** start MATERIAL FOR THIS EXERCISE **

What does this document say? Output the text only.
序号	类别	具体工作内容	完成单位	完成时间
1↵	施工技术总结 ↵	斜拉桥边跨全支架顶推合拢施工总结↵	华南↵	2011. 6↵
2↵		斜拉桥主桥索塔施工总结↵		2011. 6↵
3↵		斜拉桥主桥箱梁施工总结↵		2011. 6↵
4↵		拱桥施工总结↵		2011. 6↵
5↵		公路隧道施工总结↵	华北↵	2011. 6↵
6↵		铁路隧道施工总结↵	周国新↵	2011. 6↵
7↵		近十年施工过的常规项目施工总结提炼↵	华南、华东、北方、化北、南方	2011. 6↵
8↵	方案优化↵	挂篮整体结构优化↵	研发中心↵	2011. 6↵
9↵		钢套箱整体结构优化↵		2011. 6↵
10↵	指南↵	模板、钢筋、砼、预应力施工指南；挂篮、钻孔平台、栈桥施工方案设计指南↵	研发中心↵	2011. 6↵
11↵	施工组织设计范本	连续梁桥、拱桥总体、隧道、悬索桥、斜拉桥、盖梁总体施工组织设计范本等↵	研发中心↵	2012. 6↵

** end MATERIAL FOR THIS EXERCISE **

■ **DIRECTIONS**
Using the records above, list each line that includes "研发中心".

■ **TASK ANSWER**
8↵	方案优化↵	挂篮整体结构优化↵	研发中心↵	2011. 6↵
10↵	指南↵	模板、钢筋、砼、预应力施工指南；挂篮、钻孔平台、栈桥施工方案设计指南↵	研发中心↵	2011. 6↵
11↵	施工组织设计范本	连续梁桥、拱桥总体、隧道、悬索桥、斜拉桥、盖梁总体施工组织设计范本等↵	研发中心↵	2012. 6↵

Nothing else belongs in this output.